(Data records)
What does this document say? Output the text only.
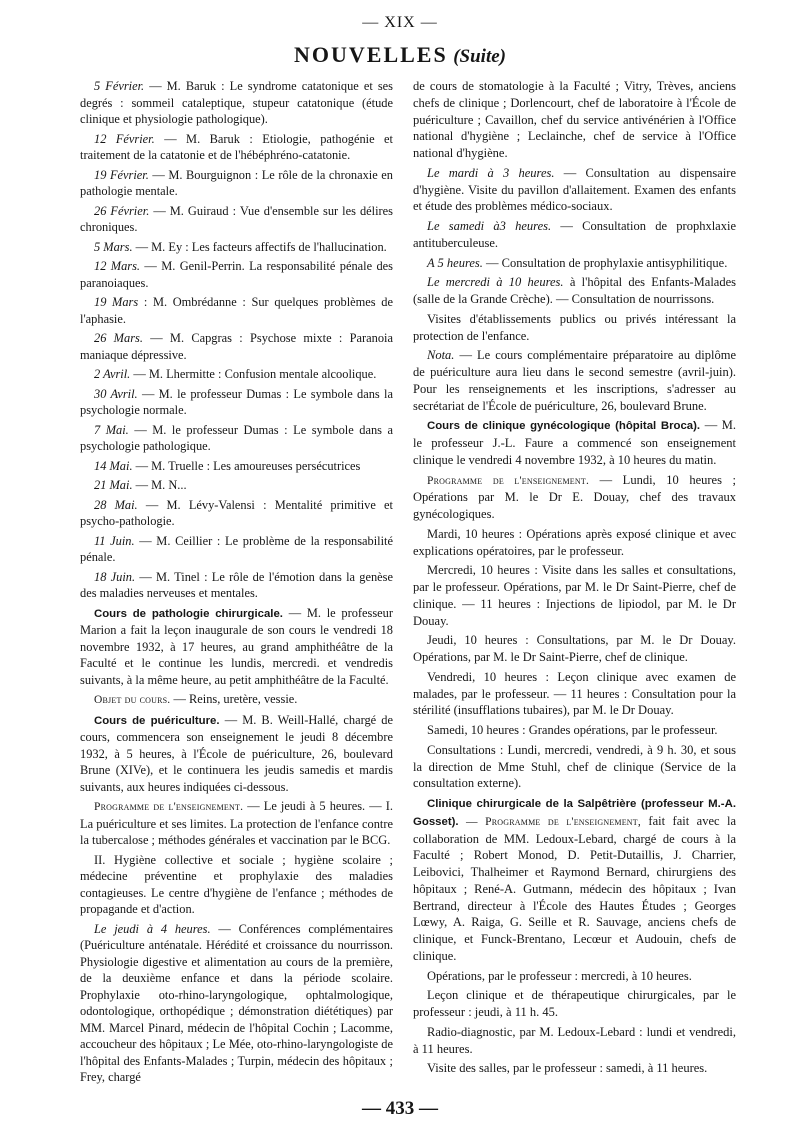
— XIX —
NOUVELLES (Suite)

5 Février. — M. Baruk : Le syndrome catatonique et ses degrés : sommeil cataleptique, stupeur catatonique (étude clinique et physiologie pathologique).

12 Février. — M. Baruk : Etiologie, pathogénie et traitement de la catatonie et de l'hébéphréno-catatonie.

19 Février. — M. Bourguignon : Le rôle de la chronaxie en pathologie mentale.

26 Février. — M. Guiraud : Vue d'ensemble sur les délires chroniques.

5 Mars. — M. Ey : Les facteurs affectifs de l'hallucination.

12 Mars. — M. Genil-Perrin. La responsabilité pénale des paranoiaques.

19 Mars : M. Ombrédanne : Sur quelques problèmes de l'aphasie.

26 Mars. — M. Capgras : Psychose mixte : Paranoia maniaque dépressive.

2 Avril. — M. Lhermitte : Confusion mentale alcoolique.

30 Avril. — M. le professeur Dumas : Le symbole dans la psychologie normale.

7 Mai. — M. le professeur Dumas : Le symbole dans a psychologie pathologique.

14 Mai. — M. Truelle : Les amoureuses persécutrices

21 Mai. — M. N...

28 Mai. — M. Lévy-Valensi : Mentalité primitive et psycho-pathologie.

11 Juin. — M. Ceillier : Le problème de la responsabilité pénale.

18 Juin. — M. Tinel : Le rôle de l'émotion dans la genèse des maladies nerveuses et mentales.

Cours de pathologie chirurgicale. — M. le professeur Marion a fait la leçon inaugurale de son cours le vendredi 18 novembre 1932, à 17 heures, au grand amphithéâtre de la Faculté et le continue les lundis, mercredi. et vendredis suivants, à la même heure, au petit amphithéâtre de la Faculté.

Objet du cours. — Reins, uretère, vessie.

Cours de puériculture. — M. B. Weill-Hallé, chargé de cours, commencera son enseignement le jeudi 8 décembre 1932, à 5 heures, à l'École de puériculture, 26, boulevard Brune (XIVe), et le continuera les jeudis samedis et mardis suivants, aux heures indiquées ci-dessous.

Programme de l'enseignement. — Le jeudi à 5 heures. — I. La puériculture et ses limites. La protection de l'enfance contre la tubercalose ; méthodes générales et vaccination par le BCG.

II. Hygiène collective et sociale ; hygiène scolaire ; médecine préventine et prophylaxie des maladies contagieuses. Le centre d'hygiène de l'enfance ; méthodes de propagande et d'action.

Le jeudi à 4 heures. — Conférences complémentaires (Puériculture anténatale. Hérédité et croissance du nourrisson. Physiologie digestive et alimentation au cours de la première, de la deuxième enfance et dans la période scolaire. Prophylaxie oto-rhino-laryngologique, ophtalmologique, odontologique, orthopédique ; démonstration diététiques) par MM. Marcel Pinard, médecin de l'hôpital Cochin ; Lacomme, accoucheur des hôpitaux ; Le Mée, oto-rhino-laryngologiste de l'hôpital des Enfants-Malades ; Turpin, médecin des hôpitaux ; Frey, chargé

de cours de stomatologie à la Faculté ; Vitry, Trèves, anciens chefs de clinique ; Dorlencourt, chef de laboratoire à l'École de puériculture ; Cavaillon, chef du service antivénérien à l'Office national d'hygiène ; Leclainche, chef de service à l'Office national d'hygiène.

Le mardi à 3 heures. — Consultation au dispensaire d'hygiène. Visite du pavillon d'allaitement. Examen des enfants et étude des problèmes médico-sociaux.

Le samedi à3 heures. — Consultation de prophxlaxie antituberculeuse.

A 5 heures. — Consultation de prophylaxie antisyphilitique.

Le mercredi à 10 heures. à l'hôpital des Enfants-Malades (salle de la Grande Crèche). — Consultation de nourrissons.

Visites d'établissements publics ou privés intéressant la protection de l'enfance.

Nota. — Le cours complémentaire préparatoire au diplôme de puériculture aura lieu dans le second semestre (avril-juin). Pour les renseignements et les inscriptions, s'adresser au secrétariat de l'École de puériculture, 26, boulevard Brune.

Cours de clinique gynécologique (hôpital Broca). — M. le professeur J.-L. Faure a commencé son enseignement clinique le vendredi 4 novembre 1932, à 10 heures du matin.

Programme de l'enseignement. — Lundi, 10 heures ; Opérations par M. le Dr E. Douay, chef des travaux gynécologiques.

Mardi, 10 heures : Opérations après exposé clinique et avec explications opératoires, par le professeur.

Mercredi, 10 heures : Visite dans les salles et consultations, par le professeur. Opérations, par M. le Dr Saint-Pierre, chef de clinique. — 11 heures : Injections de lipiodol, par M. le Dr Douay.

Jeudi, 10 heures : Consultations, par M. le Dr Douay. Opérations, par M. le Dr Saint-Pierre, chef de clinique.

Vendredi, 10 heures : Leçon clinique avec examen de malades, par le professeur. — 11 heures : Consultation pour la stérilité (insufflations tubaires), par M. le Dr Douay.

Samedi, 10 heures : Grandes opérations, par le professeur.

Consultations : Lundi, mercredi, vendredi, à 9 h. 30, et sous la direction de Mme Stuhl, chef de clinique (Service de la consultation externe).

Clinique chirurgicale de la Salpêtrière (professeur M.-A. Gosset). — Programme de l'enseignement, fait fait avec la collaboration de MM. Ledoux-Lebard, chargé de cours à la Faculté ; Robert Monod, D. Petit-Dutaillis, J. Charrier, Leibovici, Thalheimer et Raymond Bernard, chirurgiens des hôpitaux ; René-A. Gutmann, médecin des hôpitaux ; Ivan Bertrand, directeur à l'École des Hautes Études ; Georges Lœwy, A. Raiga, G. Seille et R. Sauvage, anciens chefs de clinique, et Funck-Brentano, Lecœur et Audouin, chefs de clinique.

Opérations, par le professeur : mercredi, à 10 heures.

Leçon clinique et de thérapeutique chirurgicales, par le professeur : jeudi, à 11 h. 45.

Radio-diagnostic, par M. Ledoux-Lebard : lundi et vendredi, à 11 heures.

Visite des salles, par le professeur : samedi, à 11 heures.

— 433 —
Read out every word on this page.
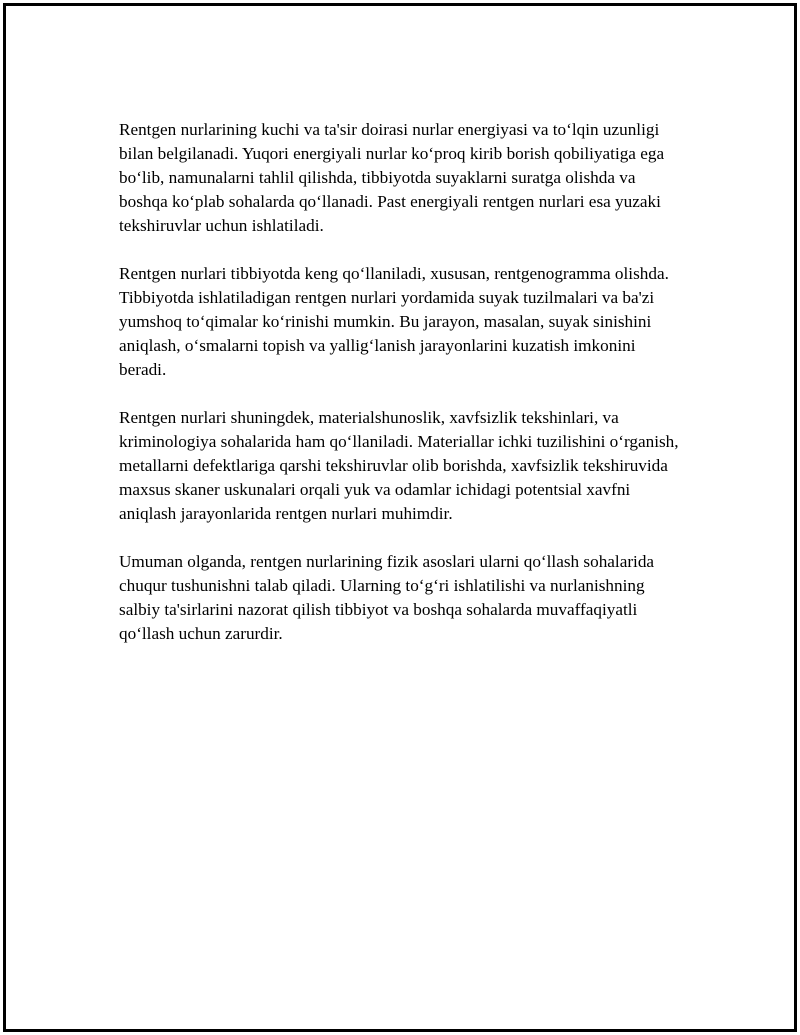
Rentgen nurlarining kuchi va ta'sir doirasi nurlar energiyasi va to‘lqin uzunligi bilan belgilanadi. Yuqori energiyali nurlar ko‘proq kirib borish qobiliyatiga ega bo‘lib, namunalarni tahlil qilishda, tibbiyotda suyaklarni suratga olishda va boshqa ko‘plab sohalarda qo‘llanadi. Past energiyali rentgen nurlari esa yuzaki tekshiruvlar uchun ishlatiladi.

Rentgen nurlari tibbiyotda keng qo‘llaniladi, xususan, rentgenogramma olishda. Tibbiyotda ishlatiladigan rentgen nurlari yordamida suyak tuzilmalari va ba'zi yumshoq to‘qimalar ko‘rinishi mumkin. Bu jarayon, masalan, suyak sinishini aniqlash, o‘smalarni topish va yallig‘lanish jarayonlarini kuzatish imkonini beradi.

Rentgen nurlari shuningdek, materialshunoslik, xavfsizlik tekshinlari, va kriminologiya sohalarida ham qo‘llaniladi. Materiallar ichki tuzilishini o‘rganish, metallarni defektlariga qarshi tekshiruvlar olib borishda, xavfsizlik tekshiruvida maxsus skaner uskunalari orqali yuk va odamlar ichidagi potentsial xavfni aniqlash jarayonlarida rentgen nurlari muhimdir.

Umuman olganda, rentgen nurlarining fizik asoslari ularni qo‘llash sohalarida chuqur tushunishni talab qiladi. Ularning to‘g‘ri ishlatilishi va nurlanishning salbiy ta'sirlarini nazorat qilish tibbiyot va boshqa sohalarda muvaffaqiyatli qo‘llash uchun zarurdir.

(SET TASK):
Go through the entries above and print each one exactly, minus the pictures.

(RIGHT ANSWER):
What does this document say? Output the text only.
— XIX —
NOUVELLES (Suite)

5 Février. — M. Baruk : Le syndrome catatonique et ses degrés : sommeil cataleptique, stupeur catatonique (étude clinique et physiologie pathologique).

12 Février. — M. Baruk : Etiologie, pathogénie et traitement de la catatonie et de l'hébéphréno-catatonie.

19 Février. — M. Bourguignon : Le rôle de la chronaxie en pathologie mentale.

26 Février. — M. Guiraud : Vue d'ensemble sur les délires chroniques.

5 Mars. — M. Ey : Les facteurs affectifs de l'hallucination.

12 Mars. — M. Genil-Perrin. La responsabilité pénale des paranoiaques.

19 Mars : M. Ombrédanne : Sur quelques problèmes de l'aphasie.

26 Mars. — M. Capgras : Psychose mixte : Paranoia maniaque dépressive.

2 Avril. — M. Lhermitte : Confusion mentale alcoolique.

30 Avril. — M. le professeur Dumas : Le symbole dans la psychologie normale.

7 Mai. — M. le professeur Dumas : Le symbole dans a psychologie pathologique.

14 Mai. — M. Truelle : Les amoureuses persécutrices

21 Mai. — M. N...

28 Mai. — M. Lévy-Valensi : Mentalité primitive et psycho-pathologie.

11 Juin. — M. Ceillier : Le problème de la responsabilité pénale.

18 Juin. — M. Tinel : Le rôle de l'émotion dans la genèse des maladies nerveuses et mentales.

Cours de pathologie chirurgicale. — M. le professeur Marion a fait la leçon inaugurale de son cours le vendredi 18 novembre 1932, à 17 heures, au grand amphithéâtre de la Faculté et le continue les lundis, mercredi. et vendredis suivants, à la même heure, au petit amphithéâtre de la Faculté.

Objet du cours. — Reins, uretère, vessie.

Cours de puériculture. — M. B. Weill-Hallé, chargé de cours, commencera son enseignement le jeudi 8 décembre 1932, à 5 heures, à l'École de puériculture, 26, boulevard Brune (XIVe), et le continuera les jeudis samedis et mardis suivants, aux heures indiquées ci-dessous.

Programme de l'enseignement. — Le jeudi à 5 heures. — I. La puériculture et ses limites. La protection de l'enfance contre la tubercalose ; méthodes générales et vaccination par le BCG.

II. Hygiène collective et sociale ; hygiène scolaire ; médecine préventine et prophylaxie des maladies contagieuses. Le centre d'hygiène de l'enfance ; méthodes de propagande et d'action.

Le jeudi à 4 heures. — Conférences complémentaires (Puériculture anténatale. Hérédité et croissance du nourrisson. Physiologie digestive et alimentation au cours de la première, de la deuxième enfance et dans la période scolaire. Prophylaxie oto-rhino-laryngologique, ophtalmologique, odontologique, orthopédique ; démonstration diététiques) par MM. Marcel Pinard, médecin de l'hôpital Cochin ; Lacomme, accoucheur des hôpitaux ; Le Mée, oto-rhino-laryngologiste de l'hôpital des Enfants-Malades ; Turpin, médecin des hôpitaux ; Frey, chargé

de cours de stomatologie à la Faculté ; Vitry, Trèves, anciens chefs de clinique ; Dorlencourt, chef de laboratoire à l'École de puériculture ; Cavaillon, chef du service antivénérien à l'Office national d'hygiène ; Leclainche, chef de service à l'Office national d'hygiène.

Le mardi à 3 heures. — Consultation au dispensaire d'hygiène. Visite du pavillon d'allaitement. Examen des enfants et étude des problèmes médico-sociaux.

Le samedi à3 heures. — Consultation de prophxlaxie antituberculeuse.

A 5 heures. — Consultation de prophylaxie antisyphilitique.

Le mercredi à 10 heures. à l'hôpital des Enfants-Malades (salle de la Grande Crèche). — Consultation de nourrissons.

Visites d'établissements publics ou privés intéressant la protection de l'enfance.

Nota. — Le cours complémentaire préparatoire au diplôme de puériculture aura lieu dans le second semestre (avril-juin). Pour les renseignements et les inscriptions, s'adresser au secrétariat de l'École de puériculture, 26, boulevard Brune.

Cours de clinique gynécologique (hôpital Broca). — M. le professeur J.-L. Faure a commencé son enseignement clinique le vendredi 4 novembre 1932, à 10 heures du matin.

Programme de l'enseignement. — Lundi, 10 heures ; Opérations par M. le Dr E. Douay, chef des travaux gynécologiques.

Mardi, 10 heures : Opérations après exposé clinique et avec explications opératoires, par le professeur.

Mercredi, 10 heures : Visite dans les salles et consultations, par le professeur. Opérations, par M. le Dr Saint-Pierre, chef de clinique. — 11 heures : Injections de lipiodol, par M. le Dr Douay.

Jeudi, 10 heures : Consultations, par M. le Dr Douay. Opérations, par M. le Dr Saint-Pierre, chef de clinique.

Vendredi, 10 heures : Leçon clinique avec examen de malades, par le professeur. — 11 heures : Consultation pour la stérilité (insufflations tubaires), par M. le Dr Douay.

Samedi, 10 heures : Grandes opérations, par le professeur.

Consultations : Lundi, mercredi, vendredi, à 9 h. 30, et sous la direction de Mme Stuhl, chef de clinique (Service de la consultation externe).

Clinique chirurgicale de la Salpêtrière (professeur M.-A. Gosset). — Programme de l'enseignement, fait fait avec la collaboration de MM. Ledoux-Lebard, chargé de cours à la Faculté ; Robert Monod, D. Petit-Dutaillis, J. Charrier, Leibovici, Thalheimer et Raymond Bernard, chirurgiens des hôpitaux ; René-A. Gutmann, médecin des hôpitaux ; Ivan Bertrand, directeur à l'École des Hautes Études ; Georges Lœwy, A. Raiga, G. Seille et R. Sauvage, anciens chefs de clinique, et Funck-Brentano, Lecœur et Audouin, chefs de clinique.

Opérations, par le professeur : mercredi, à 10 heures.

Leçon clinique et de thérapeutique chirurgicales, par le professeur : jeudi, à 11 h. 45.

Radio-diagnostic, par M. Ledoux-Lebard : lundi et vendredi, à 11 heures.

Visite des salles, par le professeur : samedi, à 11 heures.

— 433 —
Read out every word on this page.
Rentgen nurlarining kuchi va ta'sir doirasi nurlar energiyasi va to‘lqin uzunligi bilan belgilanadi. Yuqori energiyali nurlar ko‘proq kirib borish qobiliyatiga ega bo‘lib, namunalarni tahlil qilishda, tibbiyotda suyaklarni suratga olishda va boshqa ko‘plab sohalarda qo‘llanadi. Past energiyali rentgen nurlari esa yuzaki tekshiruvlar uchun ishlatiladi.

Rentgen nurlari tibbiyotda keng qo‘llaniladi, xususan, rentgenogramma olishda. Tibbiyotda ishlatiladigan rentgen nurlari yordamida suyak tuzilmalari va ba'zi yumshoq to‘qimalar ko‘rinishi mumkin. Bu jarayon, masalan, suyak sinishini aniqlash, o‘smalarni topish va yallig‘lanish jarayonlarini kuzatish imkonini beradi.

Rentgen nurlari shuningdek, materialshunoslik, xavfsizlik tekshinlari, va kriminologiya sohalarida ham qo‘llaniladi. Materiallar ichki tuzilishini o‘rganish, metallarni defektlariga qarshi tekshiruvlar olib borishda, xavfsizlik tekshiruvida maxsus skaner uskunalari orqali yuk va odamlar ichidagi potentsial xavfni aniqlash jarayonlarida rentgen nurlari muhimdir.

Umuman olganda, rentgen nurlarining fizik asoslari ularni qo‘llash sohalarida chuqur tushunishni talab qiladi. Ularning to‘g‘ri ishlatilishi va nurlanishning salbiy ta'sirlarini nazorat qilish tibbiyot va boshqa sohalarda muvaffaqiyatli qo‘llash uchun zarurdir.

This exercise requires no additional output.